_WHAT THIS TASK INVOLVES_.
Omit the pictures, then write out every entry exactly as it reads.

======== PROVIDED MATERIAL ========

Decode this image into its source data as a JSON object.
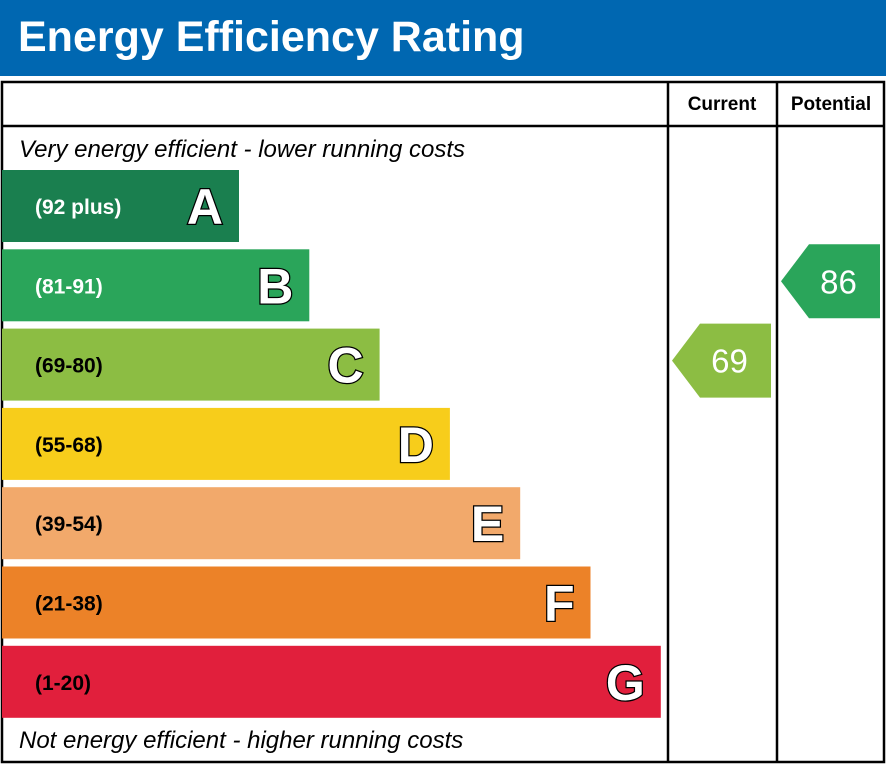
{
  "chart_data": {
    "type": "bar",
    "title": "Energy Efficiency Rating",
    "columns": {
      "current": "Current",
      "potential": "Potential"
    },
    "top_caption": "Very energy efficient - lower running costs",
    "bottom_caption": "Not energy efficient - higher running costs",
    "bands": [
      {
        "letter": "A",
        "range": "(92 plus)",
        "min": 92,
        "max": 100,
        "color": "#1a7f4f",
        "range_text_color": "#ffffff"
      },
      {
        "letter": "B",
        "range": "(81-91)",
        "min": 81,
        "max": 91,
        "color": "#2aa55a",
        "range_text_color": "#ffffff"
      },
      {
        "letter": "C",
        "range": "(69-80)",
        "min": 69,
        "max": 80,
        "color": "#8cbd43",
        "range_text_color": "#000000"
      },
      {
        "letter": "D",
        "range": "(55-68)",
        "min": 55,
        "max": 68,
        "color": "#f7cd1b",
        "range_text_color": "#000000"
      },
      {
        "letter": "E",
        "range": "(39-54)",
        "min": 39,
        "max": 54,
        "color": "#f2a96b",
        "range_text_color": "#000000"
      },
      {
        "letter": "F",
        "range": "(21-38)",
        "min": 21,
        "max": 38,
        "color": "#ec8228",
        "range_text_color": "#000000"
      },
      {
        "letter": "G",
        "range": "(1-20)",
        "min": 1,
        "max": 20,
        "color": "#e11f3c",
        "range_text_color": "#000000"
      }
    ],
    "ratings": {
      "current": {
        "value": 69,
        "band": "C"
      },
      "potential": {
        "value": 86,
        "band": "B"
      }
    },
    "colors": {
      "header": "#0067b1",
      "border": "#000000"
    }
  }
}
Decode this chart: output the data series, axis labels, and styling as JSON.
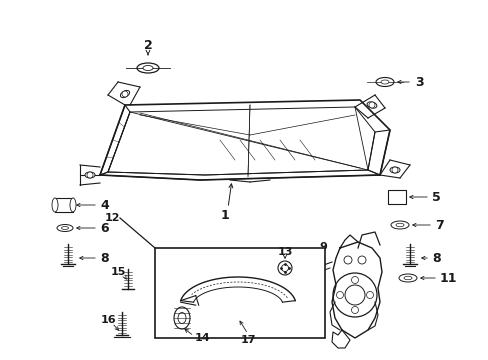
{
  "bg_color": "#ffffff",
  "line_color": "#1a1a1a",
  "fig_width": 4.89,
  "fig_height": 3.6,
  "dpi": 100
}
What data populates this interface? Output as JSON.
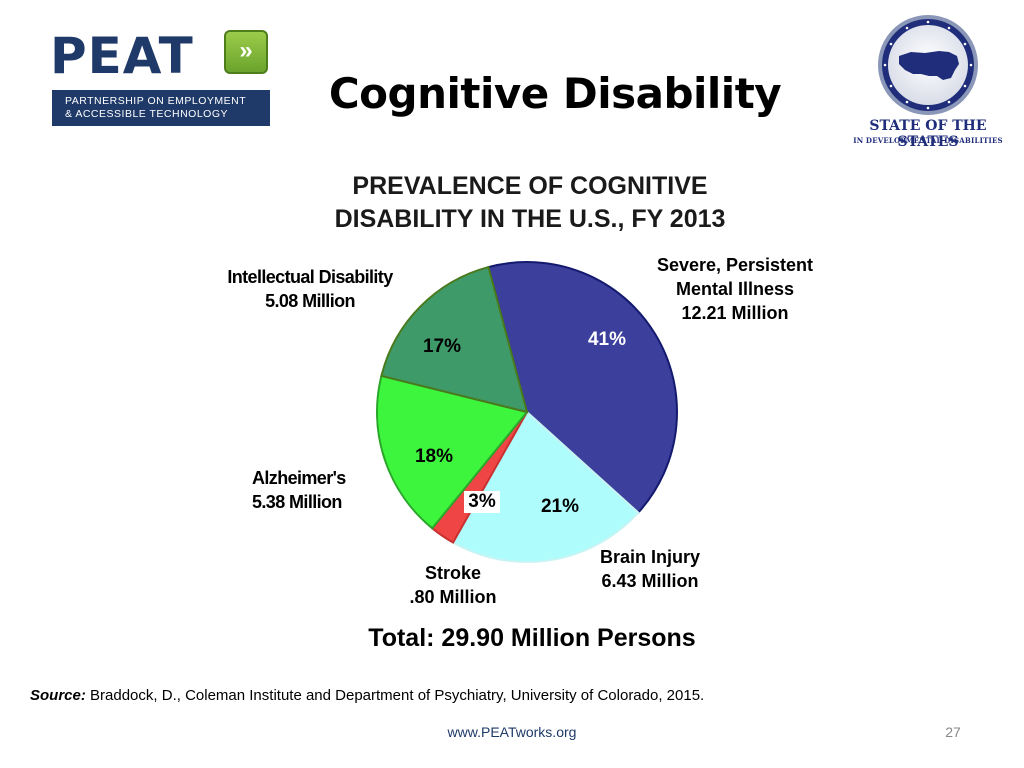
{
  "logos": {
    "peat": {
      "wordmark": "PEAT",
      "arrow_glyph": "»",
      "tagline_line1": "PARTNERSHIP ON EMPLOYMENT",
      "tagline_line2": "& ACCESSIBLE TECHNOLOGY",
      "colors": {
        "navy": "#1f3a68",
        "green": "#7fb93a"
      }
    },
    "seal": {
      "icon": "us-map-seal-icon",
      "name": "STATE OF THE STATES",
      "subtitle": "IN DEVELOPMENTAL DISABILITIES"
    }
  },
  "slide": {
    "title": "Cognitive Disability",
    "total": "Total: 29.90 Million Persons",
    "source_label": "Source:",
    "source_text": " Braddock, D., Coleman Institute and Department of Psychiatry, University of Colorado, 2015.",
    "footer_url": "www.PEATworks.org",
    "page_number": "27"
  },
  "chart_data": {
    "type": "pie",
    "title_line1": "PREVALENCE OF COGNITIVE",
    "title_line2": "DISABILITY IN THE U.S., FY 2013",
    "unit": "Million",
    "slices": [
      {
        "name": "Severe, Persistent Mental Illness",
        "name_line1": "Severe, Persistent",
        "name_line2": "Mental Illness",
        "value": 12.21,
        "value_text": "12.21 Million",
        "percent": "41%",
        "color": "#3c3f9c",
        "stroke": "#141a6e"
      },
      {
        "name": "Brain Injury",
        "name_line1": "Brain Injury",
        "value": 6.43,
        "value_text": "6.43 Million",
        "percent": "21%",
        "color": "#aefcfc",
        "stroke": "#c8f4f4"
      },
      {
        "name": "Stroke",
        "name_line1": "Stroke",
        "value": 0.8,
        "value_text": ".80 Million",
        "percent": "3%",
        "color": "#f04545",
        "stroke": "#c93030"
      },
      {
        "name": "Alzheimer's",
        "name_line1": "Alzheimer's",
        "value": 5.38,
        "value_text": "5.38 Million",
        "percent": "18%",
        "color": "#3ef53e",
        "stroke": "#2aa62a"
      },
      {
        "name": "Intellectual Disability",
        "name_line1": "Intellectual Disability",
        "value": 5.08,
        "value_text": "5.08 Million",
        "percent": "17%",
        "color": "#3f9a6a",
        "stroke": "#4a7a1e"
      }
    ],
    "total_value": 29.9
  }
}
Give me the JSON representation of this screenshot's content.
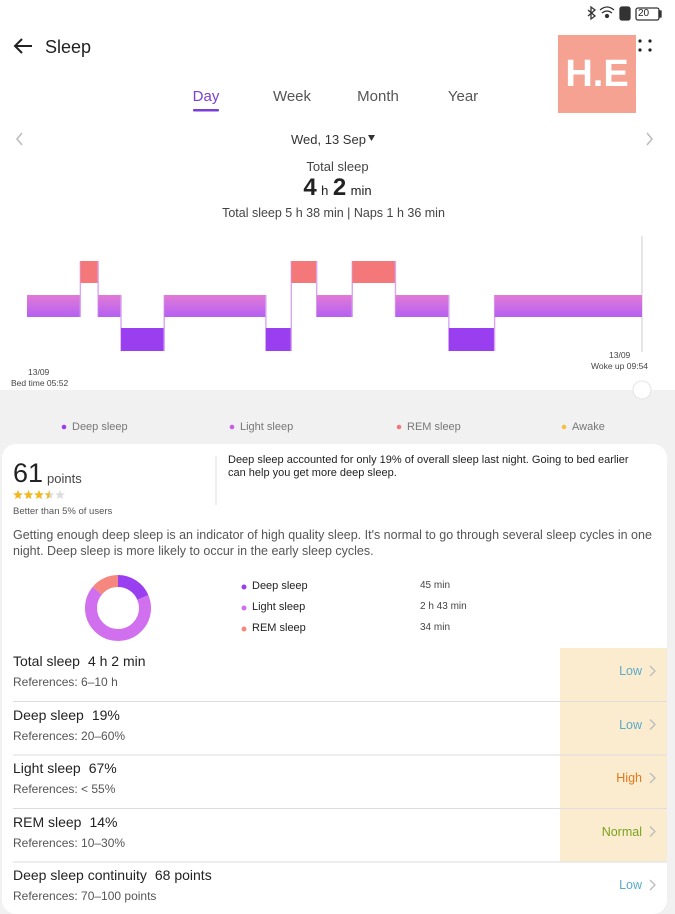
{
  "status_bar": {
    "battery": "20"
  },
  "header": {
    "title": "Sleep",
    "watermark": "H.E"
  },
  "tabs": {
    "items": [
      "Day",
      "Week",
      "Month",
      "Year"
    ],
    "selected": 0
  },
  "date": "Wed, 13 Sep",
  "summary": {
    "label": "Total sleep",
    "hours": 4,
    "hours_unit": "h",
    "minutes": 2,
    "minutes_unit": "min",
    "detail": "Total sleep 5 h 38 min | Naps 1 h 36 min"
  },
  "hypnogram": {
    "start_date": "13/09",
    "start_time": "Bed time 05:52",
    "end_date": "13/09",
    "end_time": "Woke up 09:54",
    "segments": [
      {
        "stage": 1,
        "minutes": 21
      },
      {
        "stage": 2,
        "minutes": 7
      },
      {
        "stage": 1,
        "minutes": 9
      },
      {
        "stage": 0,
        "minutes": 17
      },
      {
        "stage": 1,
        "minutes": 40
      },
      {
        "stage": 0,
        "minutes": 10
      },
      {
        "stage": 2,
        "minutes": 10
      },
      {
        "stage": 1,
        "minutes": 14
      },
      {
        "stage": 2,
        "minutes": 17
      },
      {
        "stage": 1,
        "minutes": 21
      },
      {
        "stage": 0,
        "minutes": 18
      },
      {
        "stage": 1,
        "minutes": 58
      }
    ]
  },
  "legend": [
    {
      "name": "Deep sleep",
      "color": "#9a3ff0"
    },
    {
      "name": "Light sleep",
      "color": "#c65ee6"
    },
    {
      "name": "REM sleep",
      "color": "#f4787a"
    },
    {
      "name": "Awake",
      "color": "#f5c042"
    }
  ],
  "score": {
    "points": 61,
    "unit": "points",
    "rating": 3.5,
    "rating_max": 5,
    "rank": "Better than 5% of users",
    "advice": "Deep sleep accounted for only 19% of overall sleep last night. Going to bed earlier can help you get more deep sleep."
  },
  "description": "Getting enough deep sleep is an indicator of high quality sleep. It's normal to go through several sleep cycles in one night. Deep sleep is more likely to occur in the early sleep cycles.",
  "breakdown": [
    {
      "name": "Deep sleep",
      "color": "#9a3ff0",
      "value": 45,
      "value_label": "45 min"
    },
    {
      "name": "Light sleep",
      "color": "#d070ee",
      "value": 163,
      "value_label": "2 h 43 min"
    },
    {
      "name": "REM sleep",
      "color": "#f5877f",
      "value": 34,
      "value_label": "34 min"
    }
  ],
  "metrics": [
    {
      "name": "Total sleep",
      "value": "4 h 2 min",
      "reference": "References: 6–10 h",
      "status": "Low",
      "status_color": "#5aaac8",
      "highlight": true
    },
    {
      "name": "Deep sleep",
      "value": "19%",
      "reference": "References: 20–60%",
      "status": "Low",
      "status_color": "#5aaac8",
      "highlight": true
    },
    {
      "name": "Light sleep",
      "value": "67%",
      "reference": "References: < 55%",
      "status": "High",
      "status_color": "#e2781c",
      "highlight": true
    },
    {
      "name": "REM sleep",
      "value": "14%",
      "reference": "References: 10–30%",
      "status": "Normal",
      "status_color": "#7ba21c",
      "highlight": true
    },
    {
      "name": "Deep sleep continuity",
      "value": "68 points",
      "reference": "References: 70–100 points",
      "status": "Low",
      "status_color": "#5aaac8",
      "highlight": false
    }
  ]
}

========

_ANSWER TO THIS PROBLEM_.
Decode this image into its source data as a JSON object.
{
  "chart_data": {
    "type": "bar",
    "title": "Energy Efficiency Rating",
    "columns": {
      "current": "Current",
      "potential": "Potential"
    },
    "top_caption": "Very energy efficient - lower running costs",
    "bottom_caption": "Not energy efficient - higher running costs",
    "bands": [
      {
        "letter": "A",
        "range": "(92 plus)",
        "min": 92,
        "max": 100,
        "color": "#1a7f4f",
        "range_text_color": "#ffffff"
      },
      {
        "letter": "B",
        "range": "(81-91)",
        "min": 81,
        "max": 91,
        "color": "#2aa55a",
        "range_text_color": "#ffffff"
      },
      {
        "letter": "C",
        "range": "(69-80)",
        "min": 69,
        "max": 80,
        "color": "#8cbd43",
        "range_text_color": "#000000"
      },
      {
        "letter": "D",
        "range": "(55-68)",
        "min": 55,
        "max": 68,
        "color": "#f7cd1b",
        "range_text_color": "#000000"
      },
      {
        "letter": "E",
        "range": "(39-54)",
        "min": 39,
        "max": 54,
        "color": "#f2a96b",
        "range_text_color": "#000000"
      },
      {
        "letter": "F",
        "range": "(21-38)",
        "min": 21,
        "max": 38,
        "color": "#ec8228",
        "range_text_color": "#000000"
      },
      {
        "letter": "G",
        "range": "(1-20)",
        "min": 1,
        "max": 20,
        "color": "#e11f3c",
        "range_text_color": "#000000"
      }
    ],
    "ratings": {
      "current": {
        "value": 69,
        "band": "C"
      },
      "potential": {
        "value": 86,
        "band": "B"
      }
    },
    "colors": {
      "header": "#0067b1",
      "border": "#000000"
    }
  }
}
Decode this chart: output the data series, axis labels, and styling as JSON.
{
  "bg_color": "#ffffff",
  "line_color": "#1a1a1a",
  "fig_width": 4.89,
  "fig_height": 3.6,
  "dpi": 100
}
What data populates this interface? Output as JSON.
{
  "logos": {
    "peat": {
      "wordmark": "PEAT",
      "arrow_glyph": "»",
      "tagline_line1": "PARTNERSHIP ON EMPLOYMENT",
      "tagline_line2": "& ACCESSIBLE TECHNOLOGY",
      "colors": {
        "navy": "#1f3a68",
        "green": "#7fb93a"
      }
    },
    "seal": {
      "icon": "us-map-seal-icon",
      "name": "STATE OF THE STATES",
      "subtitle": "IN DEVELOPMENTAL DISABILITIES"
    }
  },
  "slide": {
    "title": "Cognitive Disability",
    "total": "Total: 29.90 Million Persons",
    "source_label": "Source:",
    "source_text": " Braddock, D., Coleman Institute and Department of Psychiatry, University of Colorado, 2015.",
    "footer_url": "www.PEATworks.org",
    "page_number": "27"
  },
  "chart_data": {
    "type": "pie",
    "title_line1": "PREVALENCE OF COGNITIVE",
    "title_line2": "DISABILITY IN THE U.S., FY 2013",
    "unit": "Million",
    "slices": [
      {
        "name": "Severe, Persistent Mental Illness",
        "name_line1": "Severe, Persistent",
        "name_line2": "Mental Illness",
        "value": 12.21,
        "value_text": "12.21 Million",
        "percent": "41%",
        "color": "#3c3f9c",
        "stroke": "#141a6e"
      },
      {
        "name": "Brain Injury",
        "name_line1": "Brain Injury",
        "value": 6.43,
        "value_text": "6.43 Million",
        "percent": "21%",
        "color": "#aefcfc",
        "stroke": "#c8f4f4"
      },
      {
        "name": "Stroke",
        "name_line1": "Stroke",
        "value": 0.8,
        "value_text": ".80 Million",
        "percent": "3%",
        "color": "#f04545",
        "stroke": "#c93030"
      },
      {
        "name": "Alzheimer's",
        "name_line1": "Alzheimer's",
        "value": 5.38,
        "value_text": "5.38 Million",
        "percent": "18%",
        "color": "#3ef53e",
        "stroke": "#2aa62a"
      },
      {
        "name": "Intellectual Disability",
        "name_line1": "Intellectual Disability",
        "value": 5.08,
        "value_text": "5.08 Million",
        "percent": "17%",
        "color": "#3f9a6a",
        "stroke": "#4a7a1e"
      }
    ],
    "total_value": 29.9
  }
}
Give me the JSON representation of this screenshot's content.
{
  "status_bar": {
    "battery": "20"
  },
  "header": {
    "title": "Sleep",
    "watermark": "H.E"
  },
  "tabs": {
    "items": [
      "Day",
      "Week",
      "Month",
      "Year"
    ],
    "selected": 0
  },
  "date": "Wed, 13 Sep",
  "summary": {
    "label": "Total sleep",
    "hours": 4,
    "hours_unit": "h",
    "minutes": 2,
    "minutes_unit": "min",
    "detail": "Total sleep 5 h 38 min | Naps 1 h 36 min"
  },
  "hypnogram": {
    "start_date": "13/09",
    "start_time": "Bed time 05:52",
    "end_date": "13/09",
    "end_time": "Woke up 09:54",
    "segments": [
      {
        "stage": 1,
        "minutes": 21
      },
      {
        "stage": 2,
        "minutes": 7
      },
      {
        "stage": 1,
        "minutes": 9
      },
      {
        "stage": 0,
        "minutes": 17
      },
      {
        "stage": 1,
        "minutes": 40
      },
      {
        "stage": 0,
        "minutes": 10
      },
      {
        "stage": 2,
        "minutes": 10
      },
      {
        "stage": 1,
        "minutes": 14
      },
      {
        "stage": 2,
        "minutes": 17
      },
      {
        "stage": 1,
        "minutes": 21
      },
      {
        "stage": 0,
        "minutes": 18
      },
      {
        "stage": 1,
        "minutes": 58
      }
    ]
  },
  "legend": [
    {
      "name": "Deep sleep",
      "color": "#9a3ff0"
    },
    {
      "name": "Light sleep",
      "color": "#c65ee6"
    },
    {
      "name": "REM sleep",
      "color": "#f4787a"
    },
    {
      "name": "Awake",
      "color": "#f5c042"
    }
  ],
  "score": {
    "points": 61,
    "unit": "points",
    "rating": 3.5,
    "rating_max": 5,
    "rank": "Better than 5% of users",
    "advice": "Deep sleep accounted for only 19% of overall sleep last night. Going to bed earlier can help you get more deep sleep."
  },
  "description": "Getting enough deep sleep is an indicator of high quality sleep. It's normal to go through several sleep cycles in one night. Deep sleep is more likely to occur in the early sleep cycles.",
  "breakdown": [
    {
      "name": "Deep sleep",
      "color": "#9a3ff0",
      "value": 45,
      "value_label": "45 min"
    },
    {
      "name": "Light sleep",
      "color": "#d070ee",
      "value": 163,
      "value_label": "2 h 43 min"
    },
    {
      "name": "REM sleep",
      "color": "#f5877f",
      "value": 34,
      "value_label": "34 min"
    }
  ],
  "metrics": [
    {
      "name": "Total sleep",
      "value": "4 h 2 min",
      "reference": "References: 6–10 h",
      "status": "Low",
      "status_color": "#5aaac8",
      "highlight": true
    },
    {
      "name": "Deep sleep",
      "value": "19%",
      "reference": "References: 20–60%",
      "status": "Low",
      "status_color": "#5aaac8",
      "highlight": true
    },
    {
      "name": "Light sleep",
      "value": "67%",
      "reference": "References: < 55%",
      "status": "High",
      "status_color": "#e2781c",
      "highlight": true
    },
    {
      "name": "REM sleep",
      "value": "14%",
      "reference": "References: 10–30%",
      "status": "Normal",
      "status_color": "#7ba21c",
      "highlight": true
    },
    {
      "name": "Deep sleep continuity",
      "value": "68 points",
      "reference": "References: 70–100 points",
      "status": "Low",
      "status_color": "#5aaac8",
      "highlight": false
    }
  ]
}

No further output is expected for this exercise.